▶ **WHAT YOU NEED TO DO**
Copy down all of the data underneath, exactly as shown.

[start of DATA]

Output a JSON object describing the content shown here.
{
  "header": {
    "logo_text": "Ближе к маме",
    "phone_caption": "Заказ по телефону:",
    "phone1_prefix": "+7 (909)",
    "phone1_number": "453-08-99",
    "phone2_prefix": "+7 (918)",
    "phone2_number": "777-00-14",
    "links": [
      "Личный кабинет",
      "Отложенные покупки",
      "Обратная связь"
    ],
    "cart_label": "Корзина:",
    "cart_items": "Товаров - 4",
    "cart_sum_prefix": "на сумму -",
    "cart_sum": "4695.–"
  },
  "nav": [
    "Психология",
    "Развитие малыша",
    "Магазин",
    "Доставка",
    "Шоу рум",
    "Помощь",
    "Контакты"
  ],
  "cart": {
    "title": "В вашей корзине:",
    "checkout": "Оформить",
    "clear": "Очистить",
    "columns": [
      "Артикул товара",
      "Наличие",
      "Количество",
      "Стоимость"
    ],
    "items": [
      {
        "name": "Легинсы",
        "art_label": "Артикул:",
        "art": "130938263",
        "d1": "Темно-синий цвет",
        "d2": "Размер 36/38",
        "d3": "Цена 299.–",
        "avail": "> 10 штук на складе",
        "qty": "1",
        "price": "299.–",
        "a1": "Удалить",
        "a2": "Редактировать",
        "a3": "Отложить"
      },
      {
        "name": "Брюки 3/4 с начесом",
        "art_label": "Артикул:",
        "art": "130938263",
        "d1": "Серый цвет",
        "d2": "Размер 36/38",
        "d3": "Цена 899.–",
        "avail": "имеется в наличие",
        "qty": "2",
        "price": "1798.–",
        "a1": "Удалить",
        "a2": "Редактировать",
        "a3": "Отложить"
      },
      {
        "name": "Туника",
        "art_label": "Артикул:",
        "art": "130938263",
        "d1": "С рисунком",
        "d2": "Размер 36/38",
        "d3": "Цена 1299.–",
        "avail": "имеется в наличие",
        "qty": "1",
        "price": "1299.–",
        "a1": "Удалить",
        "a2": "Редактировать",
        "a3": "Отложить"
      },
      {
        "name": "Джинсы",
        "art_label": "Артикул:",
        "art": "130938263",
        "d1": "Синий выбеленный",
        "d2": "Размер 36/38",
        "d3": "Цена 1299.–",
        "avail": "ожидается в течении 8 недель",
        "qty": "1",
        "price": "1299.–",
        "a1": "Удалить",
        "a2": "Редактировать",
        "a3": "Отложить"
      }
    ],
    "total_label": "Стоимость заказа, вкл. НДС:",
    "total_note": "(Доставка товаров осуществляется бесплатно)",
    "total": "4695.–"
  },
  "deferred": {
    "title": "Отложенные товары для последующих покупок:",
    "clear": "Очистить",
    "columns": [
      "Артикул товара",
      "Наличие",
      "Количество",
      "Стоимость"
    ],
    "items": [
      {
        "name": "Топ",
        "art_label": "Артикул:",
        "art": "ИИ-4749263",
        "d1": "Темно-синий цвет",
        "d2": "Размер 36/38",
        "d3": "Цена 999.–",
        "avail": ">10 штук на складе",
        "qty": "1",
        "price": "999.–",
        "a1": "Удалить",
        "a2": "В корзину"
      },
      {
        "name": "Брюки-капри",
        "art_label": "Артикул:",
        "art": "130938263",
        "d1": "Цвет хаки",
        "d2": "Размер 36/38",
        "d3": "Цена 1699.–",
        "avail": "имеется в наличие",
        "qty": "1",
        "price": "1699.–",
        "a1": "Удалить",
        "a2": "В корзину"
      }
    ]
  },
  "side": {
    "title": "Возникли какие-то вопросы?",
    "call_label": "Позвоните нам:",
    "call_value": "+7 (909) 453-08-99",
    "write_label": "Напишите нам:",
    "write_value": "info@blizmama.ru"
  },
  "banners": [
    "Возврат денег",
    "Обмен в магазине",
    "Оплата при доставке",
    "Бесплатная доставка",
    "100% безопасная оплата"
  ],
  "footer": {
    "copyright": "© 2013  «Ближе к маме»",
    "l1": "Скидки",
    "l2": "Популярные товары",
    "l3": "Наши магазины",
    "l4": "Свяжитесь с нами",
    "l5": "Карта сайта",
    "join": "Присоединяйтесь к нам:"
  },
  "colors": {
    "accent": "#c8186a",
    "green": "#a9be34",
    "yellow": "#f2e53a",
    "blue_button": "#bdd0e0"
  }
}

[end of DATA]

▶ **COMPLETED EXERCISE**
Output a JSON object describing the content shown here.
{
  "header": {
    "logo_text": "Ближе к маме",
    "phone_caption": "Заказ по телефону:",
    "phone1_prefix": "+7 (909)",
    "phone1_number": "453-08-99",
    "phone2_prefix": "+7 (918)",
    "phone2_number": "777-00-14",
    "links": [
      "Личный кабинет",
      "Отложенные покупки",
      "Обратная связь"
    ],
    "cart_label": "Корзина:",
    "cart_items": "Товаров - 4",
    "cart_sum_prefix": "на сумму -",
    "cart_sum": "4695.–"
  },
  "nav": [
    "Психология",
    "Развитие малыша",
    "Магазин",
    "Доставка",
    "Шоу рум",
    "Помощь",
    "Контакты"
  ],
  "cart": {
    "title": "В вашей корзине:",
    "checkout": "Оформить",
    "clear": "Очистить",
    "columns": [
      "Артикул товара",
      "Наличие",
      "Количество",
      "Стоимость"
    ],
    "items": [
      {
        "name": "Легинсы",
        "art_label": "Артикул:",
        "art": "130938263",
        "d1": "Темно-синий цвет",
        "d2": "Размер 36/38",
        "d3": "Цена 299.–",
        "avail": "> 10 штук на складе",
        "qty": "1",
        "price": "299.–",
        "a1": "Удалить",
        "a2": "Редактировать",
        "a3": "Отложить"
      },
      {
        "name": "Брюки 3/4 с начесом",
        "art_label": "Артикул:",
        "art": "130938263",
        "d1": "Серый цвет",
        "d2": "Размер 36/38",
        "d3": "Цена 899.–",
        "avail": "имеется в наличие",
        "qty": "2",
        "price": "1798.–",
        "a1": "Удалить",
        "a2": "Редактировать",
        "a3": "Отложить"
      },
      {
        "name": "Туника",
        "art_label": "Артикул:",
        "art": "130938263",
        "d1": "С рисунком",
        "d2": "Размер 36/38",
        "d3": "Цена 1299.–",
        "avail": "имеется в наличие",
        "qty": "1",
        "price": "1299.–",
        "a1": "Удалить",
        "a2": "Редактировать",
        "a3": "Отложить"
      },
      {
        "name": "Джинсы",
        "art_label": "Артикул:",
        "art": "130938263",
        "d1": "Синий выбеленный",
        "d2": "Размер 36/38",
        "d3": "Цена 1299.–",
        "avail": "ожидается в течении 8 недель",
        "qty": "1",
        "price": "1299.–",
        "a1": "Удалить",
        "a2": "Редактировать",
        "a3": "Отложить"
      }
    ],
    "total_label": "Стоимость заказа, вкл. НДС:",
    "total_note": "(Доставка товаров осуществляется бесплатно)",
    "total": "4695.–"
  },
  "deferred": {
    "title": "Отложенные товары для последующих покупок:",
    "clear": "Очистить",
    "columns": [
      "Артикул товара",
      "Наличие",
      "Количество",
      "Стоимость"
    ],
    "items": [
      {
        "name": "Топ",
        "art_label": "Артикул:",
        "art": "ИИ-4749263",
        "d1": "Темно-синий цвет",
        "d2": "Размер 36/38",
        "d3": "Цена 999.–",
        "avail": ">10 штук на складе",
        "qty": "1",
        "price": "999.–",
        "a1": "Удалить",
        "a2": "В корзину"
      },
      {
        "name": "Брюки-капри",
        "art_label": "Артикул:",
        "art": "130938263",
        "d1": "Цвет хаки",
        "d2": "Размер 36/38",
        "d3": "Цена 1699.–",
        "avail": "имеется в наличие",
        "qty": "1",
        "price": "1699.–",
        "a1": "Удалить",
        "a2": "В корзину"
      }
    ]
  },
  "side": {
    "title": "Возникли какие-то вопросы?",
    "call_label": "Позвоните нам:",
    "call_value": "+7 (909) 453-08-99",
    "write_label": "Напишите нам:",
    "write_value": "info@blizmama.ru"
  },
  "banners": [
    "Возврат денег",
    "Обмен в магазине",
    "Оплата при доставке",
    "Бесплатная доставка",
    "100% безопасная оплата"
  ],
  "footer": {
    "copyright": "© 2013  «Ближе к маме»",
    "l1": "Скидки",
    "l2": "Популярные товары",
    "l3": "Наши магазины",
    "l4": "Свяжитесь с нами",
    "l5": "Карта сайта",
    "join": "Присоединяйтесь к нам:"
  },
  "colors": {
    "accent": "#c8186a",
    "green": "#a9be34",
    "yellow": "#f2e53a",
    "blue_button": "#bdd0e0"
  }
}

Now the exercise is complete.